> **Exercise task**: Copy out all lines of the records in which the word "data" appears.

> **Records for the exercise**:
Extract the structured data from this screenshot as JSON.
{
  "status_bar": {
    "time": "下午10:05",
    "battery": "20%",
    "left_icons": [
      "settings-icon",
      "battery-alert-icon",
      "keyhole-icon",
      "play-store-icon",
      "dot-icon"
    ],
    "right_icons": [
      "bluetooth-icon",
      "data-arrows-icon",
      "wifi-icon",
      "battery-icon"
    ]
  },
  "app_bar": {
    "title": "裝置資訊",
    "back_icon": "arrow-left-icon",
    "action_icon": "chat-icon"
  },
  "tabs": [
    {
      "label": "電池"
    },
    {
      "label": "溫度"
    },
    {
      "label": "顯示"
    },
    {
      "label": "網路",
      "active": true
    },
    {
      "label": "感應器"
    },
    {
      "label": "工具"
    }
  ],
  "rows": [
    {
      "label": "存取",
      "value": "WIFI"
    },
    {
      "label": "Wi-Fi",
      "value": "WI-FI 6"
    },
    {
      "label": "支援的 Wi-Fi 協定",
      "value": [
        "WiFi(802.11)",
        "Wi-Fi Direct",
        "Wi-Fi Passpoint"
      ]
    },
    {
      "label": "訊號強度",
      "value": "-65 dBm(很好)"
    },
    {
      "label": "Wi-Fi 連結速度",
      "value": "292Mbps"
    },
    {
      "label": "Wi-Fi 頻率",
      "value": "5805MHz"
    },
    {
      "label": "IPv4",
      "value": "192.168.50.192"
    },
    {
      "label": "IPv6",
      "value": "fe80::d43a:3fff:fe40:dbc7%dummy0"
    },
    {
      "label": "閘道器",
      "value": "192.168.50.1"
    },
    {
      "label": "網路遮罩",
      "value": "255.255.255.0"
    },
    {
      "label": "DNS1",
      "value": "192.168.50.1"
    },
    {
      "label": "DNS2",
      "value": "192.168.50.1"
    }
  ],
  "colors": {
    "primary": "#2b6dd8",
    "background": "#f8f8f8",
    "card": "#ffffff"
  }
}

* * *

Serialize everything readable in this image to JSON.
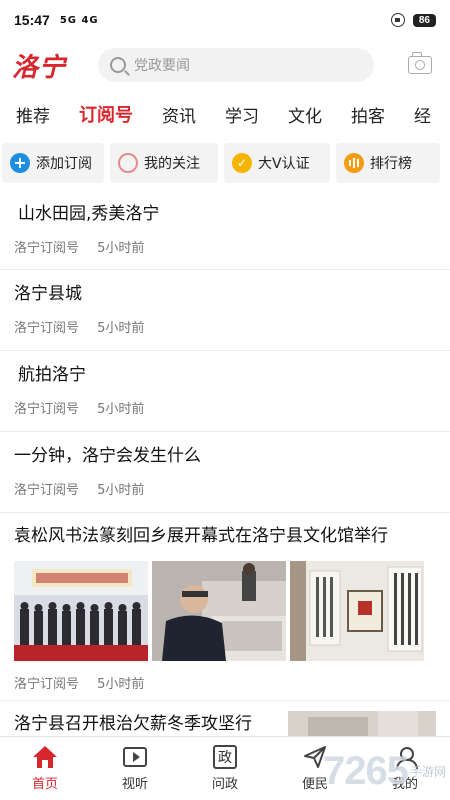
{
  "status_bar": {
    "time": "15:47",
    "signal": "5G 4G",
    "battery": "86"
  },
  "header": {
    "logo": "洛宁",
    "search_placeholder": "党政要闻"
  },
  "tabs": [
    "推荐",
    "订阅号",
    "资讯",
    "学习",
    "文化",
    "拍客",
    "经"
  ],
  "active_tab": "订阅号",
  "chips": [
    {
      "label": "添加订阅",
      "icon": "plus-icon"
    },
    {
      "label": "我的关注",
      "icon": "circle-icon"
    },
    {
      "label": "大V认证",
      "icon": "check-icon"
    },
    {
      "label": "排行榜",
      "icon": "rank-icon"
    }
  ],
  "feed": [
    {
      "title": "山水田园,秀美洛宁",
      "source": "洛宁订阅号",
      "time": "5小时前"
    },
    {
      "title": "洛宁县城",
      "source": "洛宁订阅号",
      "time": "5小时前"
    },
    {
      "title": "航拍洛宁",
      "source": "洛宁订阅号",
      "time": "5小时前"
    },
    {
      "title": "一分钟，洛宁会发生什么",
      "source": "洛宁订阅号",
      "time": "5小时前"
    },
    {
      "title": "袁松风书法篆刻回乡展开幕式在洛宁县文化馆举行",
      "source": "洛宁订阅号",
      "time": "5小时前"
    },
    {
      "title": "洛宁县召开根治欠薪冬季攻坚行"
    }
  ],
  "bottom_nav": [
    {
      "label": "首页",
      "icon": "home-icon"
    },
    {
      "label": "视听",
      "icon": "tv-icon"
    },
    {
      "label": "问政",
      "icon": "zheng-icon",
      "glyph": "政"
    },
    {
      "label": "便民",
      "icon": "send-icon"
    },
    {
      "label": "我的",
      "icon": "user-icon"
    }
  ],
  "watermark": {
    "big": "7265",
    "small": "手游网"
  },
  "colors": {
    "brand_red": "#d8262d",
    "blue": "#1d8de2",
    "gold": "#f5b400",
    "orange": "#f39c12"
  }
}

> **Result of the task**:
Extract the structured data from this screenshot as JSON.
      "data-arrows-icon",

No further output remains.